Exercise
Can you print the data exactly and leave out each image?

+++ Source data

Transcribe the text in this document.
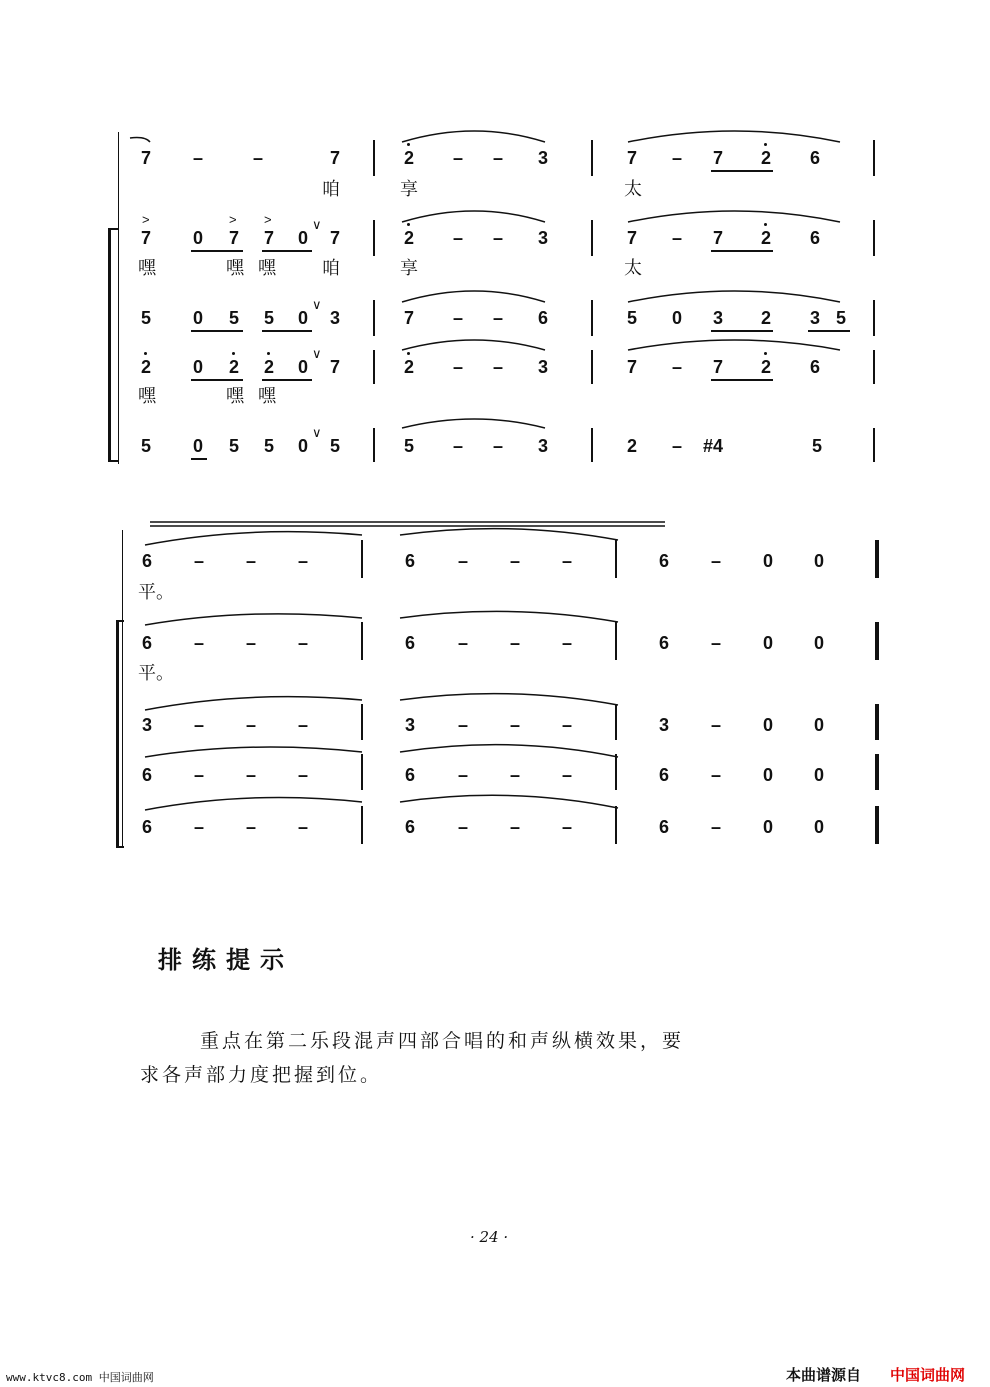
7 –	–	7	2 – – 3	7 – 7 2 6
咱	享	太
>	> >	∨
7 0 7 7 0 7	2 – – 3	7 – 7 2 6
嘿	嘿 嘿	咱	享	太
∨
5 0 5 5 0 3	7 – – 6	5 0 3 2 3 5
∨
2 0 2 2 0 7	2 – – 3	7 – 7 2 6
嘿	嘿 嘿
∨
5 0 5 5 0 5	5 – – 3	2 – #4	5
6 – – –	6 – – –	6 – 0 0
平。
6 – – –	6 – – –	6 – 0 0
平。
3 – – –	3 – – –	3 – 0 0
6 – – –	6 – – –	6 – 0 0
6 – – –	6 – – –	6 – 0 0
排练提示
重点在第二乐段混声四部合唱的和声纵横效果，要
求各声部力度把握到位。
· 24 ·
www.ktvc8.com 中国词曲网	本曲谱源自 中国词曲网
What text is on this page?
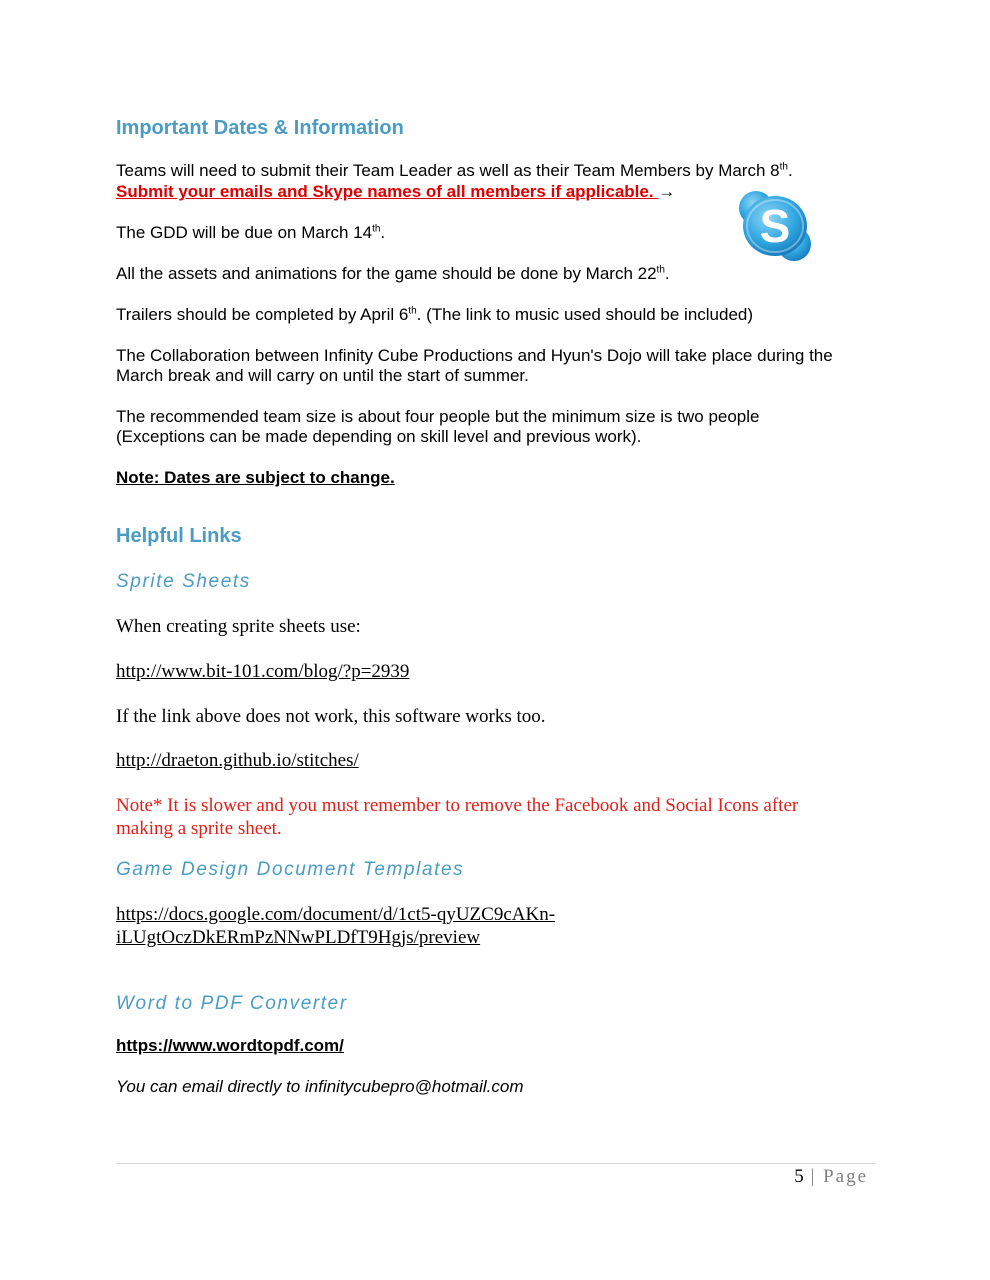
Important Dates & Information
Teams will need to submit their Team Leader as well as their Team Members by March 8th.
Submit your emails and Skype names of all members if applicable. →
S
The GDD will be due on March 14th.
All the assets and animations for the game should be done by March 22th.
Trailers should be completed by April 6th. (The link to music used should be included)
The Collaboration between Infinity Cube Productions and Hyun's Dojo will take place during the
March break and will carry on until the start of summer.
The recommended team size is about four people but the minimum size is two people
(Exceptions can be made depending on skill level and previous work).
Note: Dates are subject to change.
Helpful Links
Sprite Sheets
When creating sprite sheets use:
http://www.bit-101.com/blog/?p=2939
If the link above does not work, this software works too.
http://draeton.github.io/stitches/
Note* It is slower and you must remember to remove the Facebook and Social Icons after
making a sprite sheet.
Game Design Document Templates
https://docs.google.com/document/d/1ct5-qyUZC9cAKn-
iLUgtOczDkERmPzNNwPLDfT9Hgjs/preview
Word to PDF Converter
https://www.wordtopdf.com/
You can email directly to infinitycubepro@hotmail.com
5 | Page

++++++

Expected output
Transcribe the text in this document.
7 –	–	7	2 – – 3	7 – 7 2 6
咱	享	太
>	> >	∨
7 0 7 7 0 7	2 – – 3	7 – 7 2 6
嘿	嘿 嘿	咱	享	太
∨
5 0 5 5 0 3	7 – – 6	5 0 3 2 3 5
∨
2 0 2 2 0 7	2 – – 3	7 – 7 2 6
嘿	嘿 嘿
∨
5 0 5 5 0 5	5 – – 3	2 – #4	5
6 – – –	6 – – –	6 – 0 0
平。
6 – – –	6 – – –	6 – 0 0
平。
3 – – –	3 – – –	3 – 0 0
6 – – –	6 – – –	6 – 0 0
6 – – –	6 – – –	6 – 0 0
排练提示
重点在第二乐段混声四部合唱的和声纵横效果，要
求各声部力度把握到位。
· 24 ·
www.ktvc8.com 中国词曲网	本曲谱源自 中国词曲网
What text is on this page?
Important Dates & Information
Teams will need to submit their Team Leader as well as their Team Members by March 8th.
Submit your emails and Skype names of all members if applicable. →
S
The GDD will be due on March 14th.
All the assets and animations for the game should be done by March 22th.
Trailers should be completed by April 6th. (The link to music used should be included)
The Collaboration between Infinity Cube Productions and Hyun's Dojo will take place during the
March break and will carry on until the start of summer.
The recommended team size is about four people but the minimum size is two people
(Exceptions can be made depending on skill level and previous work).
Note: Dates are subject to change.
Helpful Links
Sprite Sheets
When creating sprite sheets use:
http://www.bit-101.com/blog/?p=2939
If the link above does not work, this software works too.
http://draeton.github.io/stitches/
Note* It is slower and you must remember to remove the Facebook and Social Icons after
making a sprite sheet.
Game Design Document Templates
https://docs.google.com/document/d/1ct5-qyUZC9cAKn-
iLUgtOczDkERmPzNNwPLDfT9Hgjs/preview
Word to PDF Converter
https://www.wordtopdf.com/
You can email directly to infinitycubepro@hotmail.com
5 | Page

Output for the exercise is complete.